AIM OF THE TASK: Which lines contain the string "English"? Please list every one of them.

— start RECORDS SUPPLIED —

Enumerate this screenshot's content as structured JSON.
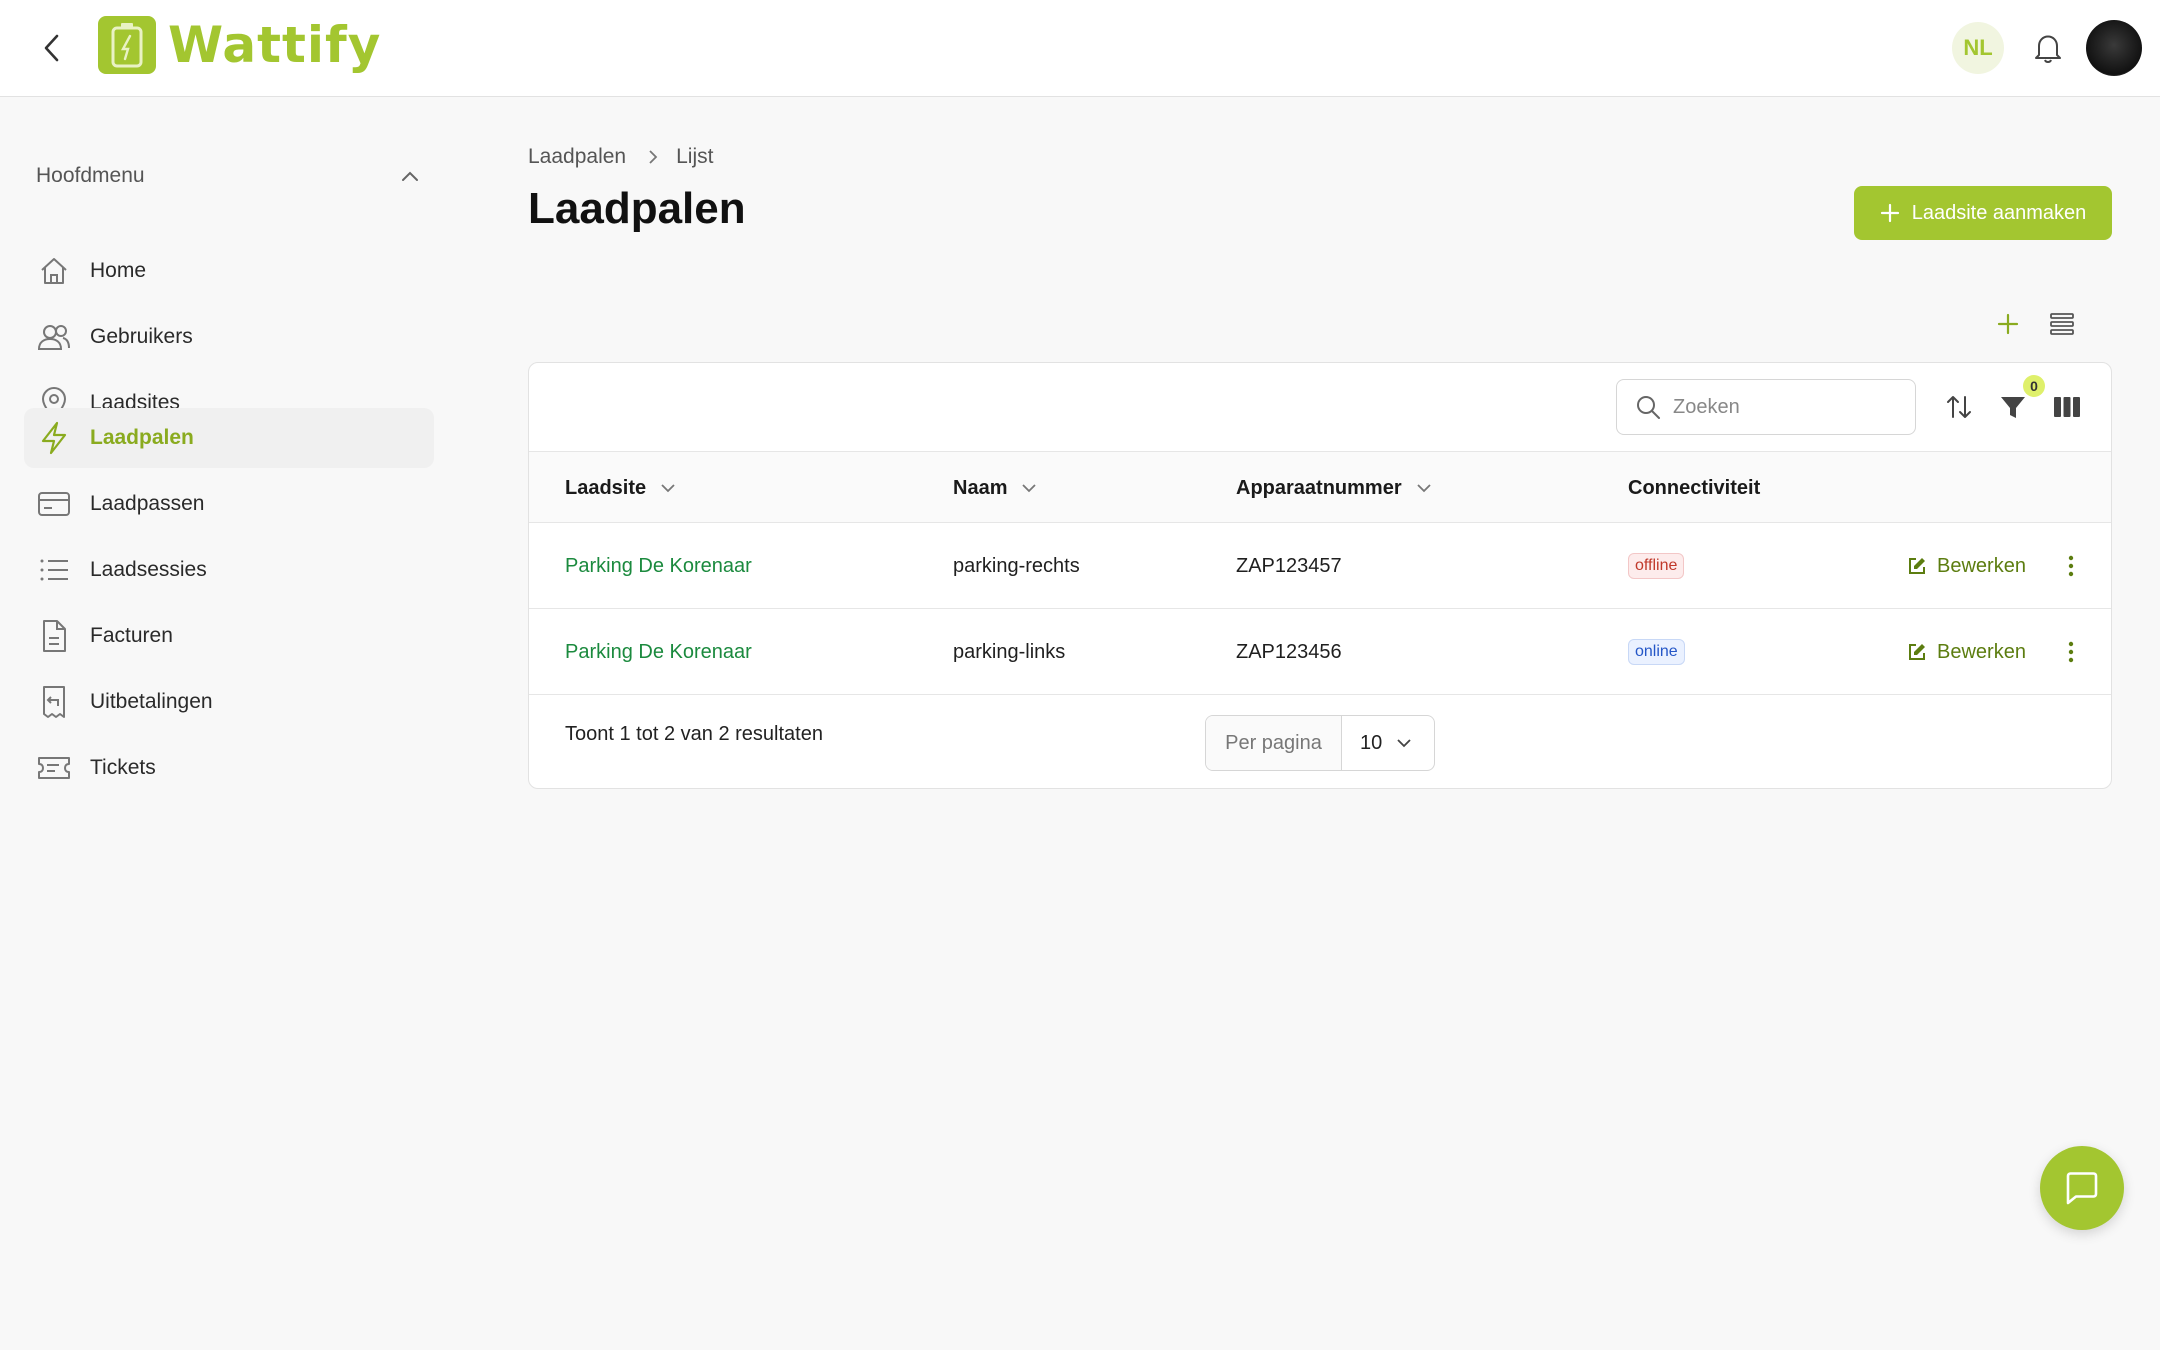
{
  "app": {
    "name": "Wattify",
    "brand_color": "#a3c630",
    "language": "NL"
  },
  "sidebar": {
    "section_title": "Hoofdmenu",
    "items": [
      {
        "label": "Home",
        "icon": "home-icon"
      },
      {
        "label": "Gebruikers",
        "icon": "users-icon"
      },
      {
        "label": "Laadsites",
        "icon": "map-pin-icon"
      },
      {
        "label": "Laadpalen",
        "icon": "lightning-icon",
        "active": true
      },
      {
        "label": "Laadpassen",
        "icon": "card-icon"
      },
      {
        "label": "Laadsessies",
        "icon": "list-icon"
      },
      {
        "label": "Facturen",
        "icon": "document-icon"
      },
      {
        "label": "Uitbetalingen",
        "icon": "receipt-icon"
      },
      {
        "label": "Tickets",
        "icon": "ticket-icon"
      }
    ]
  },
  "breadcrumb": {
    "items": [
      "Laadpalen",
      "Lijst"
    ]
  },
  "page": {
    "title": "Laadpalen",
    "create_button": "Laadsite aanmaken"
  },
  "table": {
    "search_placeholder": "Zoeken",
    "filter_count": "0",
    "columns": [
      "Laadsite",
      "Naam",
      "Apparaatnummer",
      "Connectiviteit"
    ],
    "rows": [
      {
        "laadsite": "Parking De Korenaar",
        "naam": "parking-rechts",
        "apparaatnummer": "ZAP123457",
        "connectiviteit": "offline",
        "action": "Bewerken"
      },
      {
        "laadsite": "Parking De Korenaar",
        "naam": "parking-links",
        "apparaatnummer": "ZAP123456",
        "connectiviteit": "online",
        "action": "Bewerken"
      }
    ],
    "footer": {
      "results_text": "Toont 1 tot 2 van 2 resultaten",
      "per_page_label": "Per pagina",
      "per_page_value": "10"
    }
  }
}
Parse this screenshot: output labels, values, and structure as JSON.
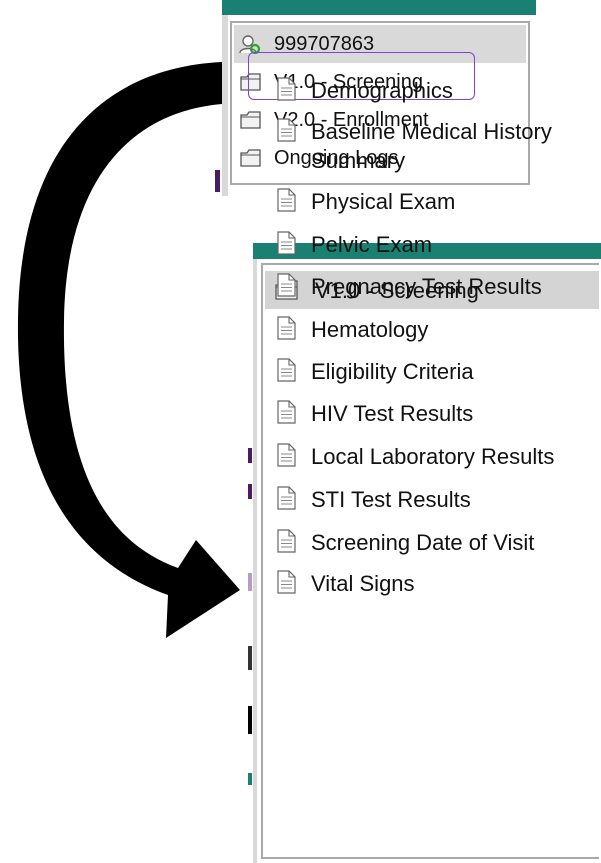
{
  "top_tree": {
    "items": [
      {
        "label": "999707863",
        "icon": "participant-icon",
        "selected": true
      },
      {
        "label": "V1.0 - Screening",
        "icon": "folder-icon"
      },
      {
        "label": "V2.0 - Enrollment",
        "icon": "folder-icon"
      },
      {
        "label": "Ongoing Logs",
        "icon": "folder-icon"
      }
    ]
  },
  "bottom_tree": {
    "folder": {
      "label": "V1.0 - Screening",
      "icon": "folder-icon"
    },
    "forms": [
      {
        "label": "Demographics",
        "icon": "document-icon"
      },
      {
        "label": "Baseline Medical History",
        "label2": "Summary",
        "icon": "document-icon"
      },
      {
        "label": "Physical Exam",
        "icon": "document-icon"
      },
      {
        "label": "Pelvic Exam",
        "icon": "document-icon"
      },
      {
        "label": "Pregnancy Test Results",
        "icon": "document-icon"
      },
      {
        "label": "Hematology",
        "icon": "document-icon"
      },
      {
        "label": "Eligibility Criteria",
        "icon": "document-icon"
      },
      {
        "label": "HIV Test Results",
        "icon": "document-icon"
      },
      {
        "label": "Local Laboratory Results",
        "icon": "document-icon"
      },
      {
        "label": "STI Test Results",
        "icon": "document-icon"
      },
      {
        "label": "Screening Date of Visit",
        "icon": "document-icon"
      },
      {
        "label": "Vital Signs",
        "icon": "document-icon"
      }
    ]
  },
  "colors": {
    "teal_bar": "#1a8071",
    "highlight": "#7a45d6",
    "selected_row": "#d9d9d9",
    "arrow": "#000000"
  }
}
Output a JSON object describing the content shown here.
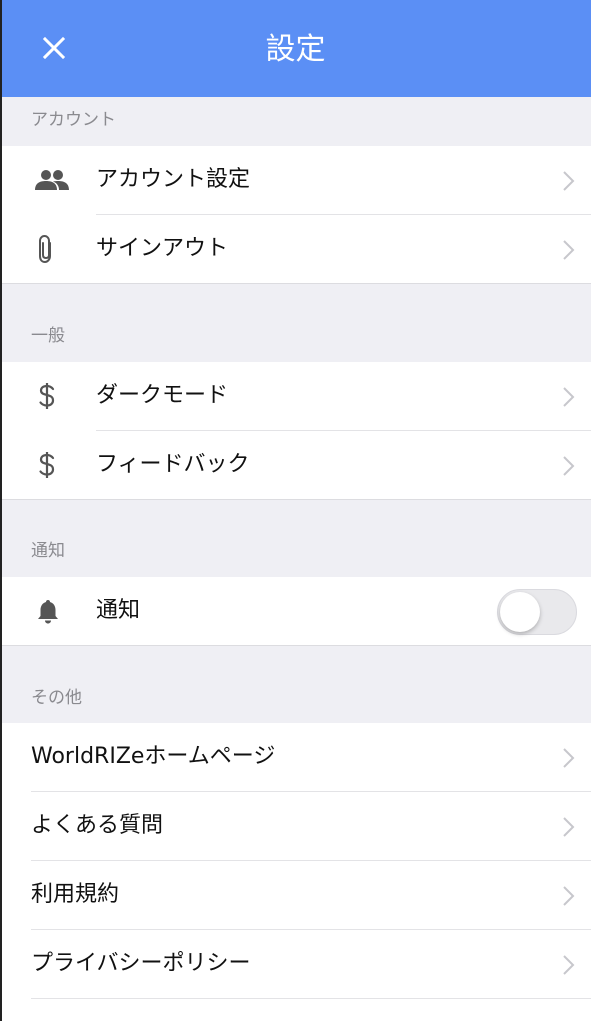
{
  "nav": {
    "title": "設定",
    "close_icon": "close-icon"
  },
  "sections": {
    "account": {
      "header": "アカウント",
      "items": [
        {
          "label": "アカウント設定",
          "icon": "people-icon"
        },
        {
          "label": "サインアウト",
          "icon": "paperclip-icon"
        }
      ]
    },
    "general": {
      "header": "一般",
      "items": [
        {
          "label": "ダークモード",
          "icon": "dollar-icon"
        },
        {
          "label": "フィードバック",
          "icon": "dollar-icon"
        }
      ]
    },
    "notify": {
      "header": "通知",
      "items": [
        {
          "label": "通知",
          "icon": "bell-icon",
          "toggle_on": false
        }
      ]
    },
    "other": {
      "header": "その他",
      "items": [
        {
          "label": "WorldRIZeホームページ"
        },
        {
          "label": "よくある質問"
        },
        {
          "label": "利用規約"
        },
        {
          "label": "プライバシーポリシー"
        }
      ]
    }
  },
  "colors": {
    "nav_bg": "#5b8ff5",
    "page_bg": "#efeff4",
    "chevron": "#c7c7cc"
  }
}
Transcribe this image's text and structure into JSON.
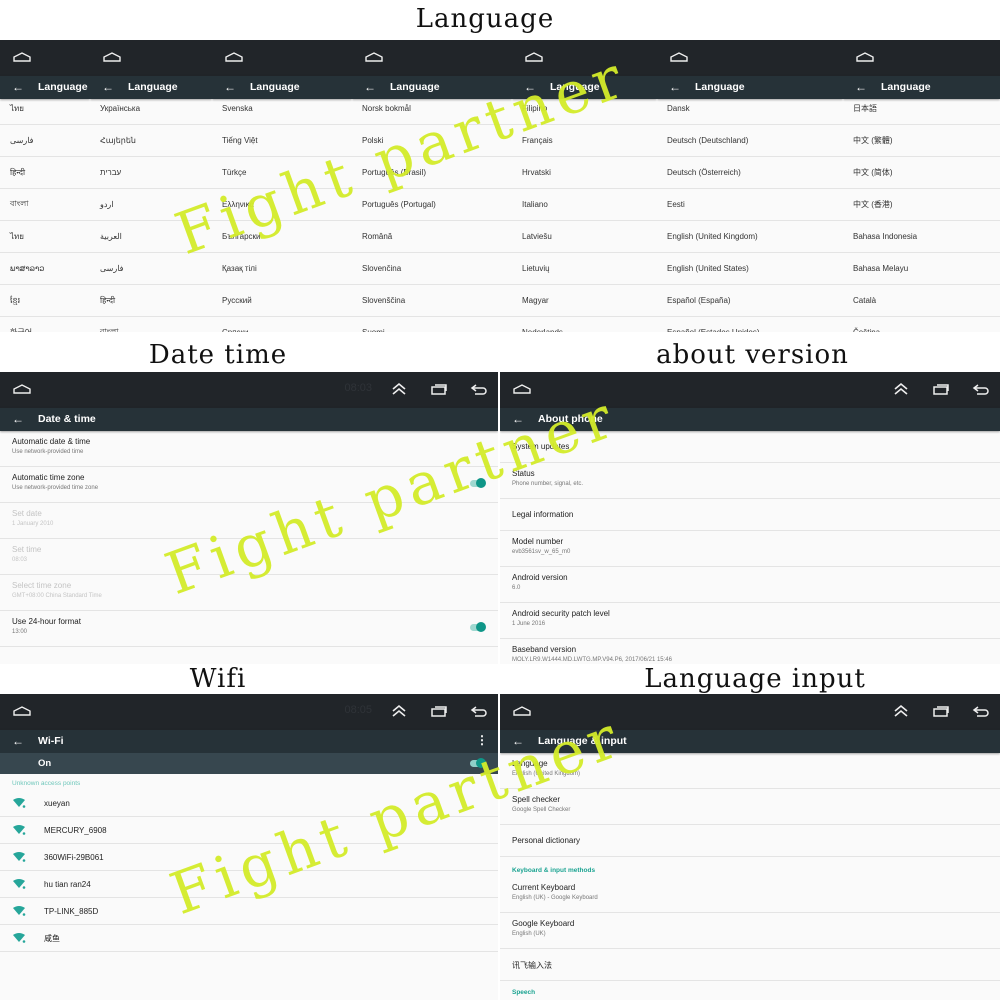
{
  "captions": {
    "language": "Language",
    "date_time": "Date time",
    "about_version": "about version",
    "wifi": "Wifi",
    "language_input": "Language input"
  },
  "watermark": "Fight partner",
  "colors": {
    "system_bar": "#212529",
    "app_bar": "#263238",
    "accent": "#0f9688",
    "watermark": "#d4ec2a"
  },
  "language_panels": [
    {
      "title": "Language",
      "items": [
        "ไทย",
        "فارسی",
        "हिन्दी",
        "বাংলা",
        "ไทย",
        "ພາສາລາວ",
        "ខ្មែរ",
        "한국어"
      ]
    },
    {
      "title": "Language",
      "items": [
        "Українська",
        "Հայերեն",
        "עברית",
        "اردو",
        "العربية",
        "فارسی",
        "हिन्दी",
        "বাংলা"
      ]
    },
    {
      "title": "Language",
      "items": [
        "Svenska",
        "Tiếng Việt",
        "Türkçe",
        "Ελληνικά",
        "Български",
        "Қазақ тілі",
        "Русский",
        "Српски"
      ]
    },
    {
      "title": "Language",
      "items": [
        "Norsk bokmål",
        "Polski",
        "Português (Brasil)",
        "Português (Portugal)",
        "Română",
        "Slovenčina",
        "Slovenščina",
        "Suomi"
      ]
    },
    {
      "title": "Language",
      "items": [
        "Filipino",
        "Français",
        "Hrvatski",
        "Italiano",
        "Latviešu",
        "Lietuvių",
        "Magyar",
        "Nederlands"
      ]
    },
    {
      "title": "Language",
      "items": [
        "Dansk",
        "Deutsch (Deutschland)",
        "Deutsch (Österreich)",
        "Eesti",
        "English (United Kingdom)",
        "English (United States)",
        "Español (España)",
        "Español (Estados Unidos)"
      ]
    },
    {
      "title": "Language",
      "items": [
        "日本語",
        "中文 (繁體)",
        "中文 (简体)",
        "中文 (香港)",
        "Bahasa Indonesia",
        "Bahasa Melayu",
        "Català",
        "Čeština"
      ]
    }
  ],
  "date_time": {
    "clock": "08:03",
    "title": "Date & time",
    "items": [
      {
        "title": "Automatic date & time",
        "subtitle": "Use network-provided time",
        "disabled": false,
        "toggle": null
      },
      {
        "title": "Automatic time zone",
        "subtitle": "Use network-provided time zone",
        "disabled": false,
        "toggle": true
      },
      {
        "title": "Set date",
        "subtitle": "1 January 2010",
        "disabled": true,
        "toggle": null
      },
      {
        "title": "Set time",
        "subtitle": "08:03",
        "disabled": true,
        "toggle": null
      },
      {
        "title": "Select time zone",
        "subtitle": "GMT+08:00 China Standard Time",
        "disabled": true,
        "toggle": null
      },
      {
        "title": "Use 24-hour format",
        "subtitle": "13:00",
        "disabled": false,
        "toggle": true
      }
    ]
  },
  "about_phone": {
    "title": "About phone",
    "items": [
      {
        "title": "System updates",
        "subtitle": ""
      },
      {
        "title": "Status",
        "subtitle": "Phone number, signal, etc."
      },
      {
        "title": "Legal information",
        "subtitle": ""
      },
      {
        "title": "Model number",
        "subtitle": "evb3561sv_w_65_m0"
      },
      {
        "title": "Android version",
        "subtitle": "6.0"
      },
      {
        "title": "Android security patch level",
        "subtitle": "1 June 2016"
      },
      {
        "title": "Baseband version",
        "subtitle": "MOLY.LR9.W1444.MD.LWTG.MP.V94.P6, 2017/06/21 15:46"
      }
    ]
  },
  "wifi": {
    "clock": "08:05",
    "title": "Wi-Fi",
    "status": "On",
    "section": "Unknown access points",
    "networks": [
      "xueyan",
      "MERCURY_6908",
      "360WiFi-29B061",
      "hu tian ran24",
      "TP-LINK_885D",
      "咸鱼"
    ]
  },
  "language_input": {
    "title": "Language & input",
    "items": [
      {
        "title": "Language",
        "subtitle": "English (United Kingdom)"
      },
      {
        "title": "Spell checker",
        "subtitle": "Google Spell Checker"
      },
      {
        "title": "Personal dictionary",
        "subtitle": ""
      }
    ],
    "section_keyboard": "Keyboard & input methods",
    "keyboard_items": [
      {
        "title": "Current Keyboard",
        "subtitle": "English (UK) - Google Keyboard"
      },
      {
        "title": "Google Keyboard",
        "subtitle": "English (UK)"
      },
      {
        "title": "讯飞输入法",
        "subtitle": ""
      }
    ],
    "section_speech": "Speech"
  }
}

— end RECORDS SUPPLIED —

TASK RESPONSE:
        "English (United Kingdom)",
        "English (United States)",
        "subtitle": "English (United Kingdom)"
        "subtitle": "English (UK) - Google Keyboard"
        "subtitle": "English (UK)"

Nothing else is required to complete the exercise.